All records should be reproduced verbatim.

RECORDS TO USE:
— start —

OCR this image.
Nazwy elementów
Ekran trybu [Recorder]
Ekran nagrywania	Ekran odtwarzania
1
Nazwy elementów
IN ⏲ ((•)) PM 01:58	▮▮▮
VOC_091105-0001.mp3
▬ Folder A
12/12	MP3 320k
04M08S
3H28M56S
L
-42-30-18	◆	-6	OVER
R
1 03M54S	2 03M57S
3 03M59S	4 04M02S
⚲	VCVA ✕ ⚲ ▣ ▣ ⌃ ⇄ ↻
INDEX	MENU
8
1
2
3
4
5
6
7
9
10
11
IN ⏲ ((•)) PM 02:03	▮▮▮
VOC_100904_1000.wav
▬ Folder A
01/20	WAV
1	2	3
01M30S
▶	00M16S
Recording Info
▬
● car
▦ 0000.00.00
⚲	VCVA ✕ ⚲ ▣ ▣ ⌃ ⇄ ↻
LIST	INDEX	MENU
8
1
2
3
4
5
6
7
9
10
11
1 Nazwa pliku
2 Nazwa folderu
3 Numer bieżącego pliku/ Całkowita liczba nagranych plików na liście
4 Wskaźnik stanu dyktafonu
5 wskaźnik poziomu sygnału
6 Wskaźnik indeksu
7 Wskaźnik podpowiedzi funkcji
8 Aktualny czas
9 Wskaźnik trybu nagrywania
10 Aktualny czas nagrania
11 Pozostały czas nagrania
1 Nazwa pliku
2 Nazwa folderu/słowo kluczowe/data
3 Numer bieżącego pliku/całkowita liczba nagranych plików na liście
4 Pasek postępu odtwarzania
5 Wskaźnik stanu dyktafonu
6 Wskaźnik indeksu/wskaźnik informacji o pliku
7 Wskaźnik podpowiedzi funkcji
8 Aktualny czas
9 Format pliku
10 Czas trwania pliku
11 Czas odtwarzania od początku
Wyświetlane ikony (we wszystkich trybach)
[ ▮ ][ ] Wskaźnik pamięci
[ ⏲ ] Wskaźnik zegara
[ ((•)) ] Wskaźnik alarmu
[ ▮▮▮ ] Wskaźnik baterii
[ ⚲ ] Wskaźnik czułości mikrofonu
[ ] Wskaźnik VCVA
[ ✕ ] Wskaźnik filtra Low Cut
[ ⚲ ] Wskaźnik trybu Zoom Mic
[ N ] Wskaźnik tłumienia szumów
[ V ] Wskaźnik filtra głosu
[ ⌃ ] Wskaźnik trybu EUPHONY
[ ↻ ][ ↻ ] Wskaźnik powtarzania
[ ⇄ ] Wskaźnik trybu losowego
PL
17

— end —

THE SOLUTION:
OCR this image.
Nazwy elementów
Ekran trybu [Recorder]
Ekran nagrywania	Ekran odtwarzania
1
Nazwy elementów
IN ⏲ ((•)) PM 01:58	▮▮▮
VOC_091105-0001.mp3
▬ Folder A
12/12	MP3 320k
04M08S
3H28M56S
L
-42-30-18	◆	-6	OVER
R
1 03M54S	2 03M57S
3 03M59S	4 04M02S
⚲	VCVA ✕ ⚲ ▣ ▣ ⌃ ⇄ ↻
INDEX	MENU
8
1
2
3
4
5
6
7
9
10
11
IN ⏲ ((•)) PM 02:03	▮▮▮
VOC_100904_1000.wav
▬ Folder A
01/20	WAV
1	2	3
01M30S
▶	00M16S
Recording Info
▬
● car
▦ 0000.00.00
⚲	VCVA ✕ ⚲ ▣ ▣ ⌃ ⇄ ↻
LIST	INDEX	MENU
8
1
2
3
4
5
6
7
9
10
11
1 Nazwa pliku
2 Nazwa folderu
3 Numer bieżącego pliku/ Całkowita liczba nagranych plików na liście
4 Wskaźnik stanu dyktafonu
5 wskaźnik poziomu sygnału
6 Wskaźnik indeksu
7 Wskaźnik podpowiedzi funkcji
8 Aktualny czas
9 Wskaźnik trybu nagrywania
10 Aktualny czas nagrania
11 Pozostały czas nagrania
1 Nazwa pliku
2 Nazwa folderu/słowo kluczowe/data
3 Numer bieżącego pliku/całkowita liczba nagranych plików na liście
4 Pasek postępu odtwarzania
5 Wskaźnik stanu dyktafonu
6 Wskaźnik indeksu/wskaźnik informacji o pliku
7 Wskaźnik podpowiedzi funkcji
8 Aktualny czas
9 Format pliku
10 Czas trwania pliku
11 Czas odtwarzania od początku
Wyświetlane ikony (we wszystkich trybach)
[ ▮ ][ ] Wskaźnik pamięci
[ ⏲ ] Wskaźnik zegara
[ ((•)) ] Wskaźnik alarmu
[ ▮▮▮ ] Wskaźnik baterii
[ ⚲ ] Wskaźnik czułości mikrofonu
[ ] Wskaźnik VCVA
[ ✕ ] Wskaźnik filtra Low Cut
[ ⚲ ] Wskaźnik trybu Zoom Mic
[ N ] Wskaźnik tłumienia szumów
[ V ] Wskaźnik filtra głosu
[ ⌃ ] Wskaźnik trybu EUPHONY
[ ↻ ][ ↻ ] Wskaźnik powtarzania
[ ⇄ ] Wskaźnik trybu losowego
PL
17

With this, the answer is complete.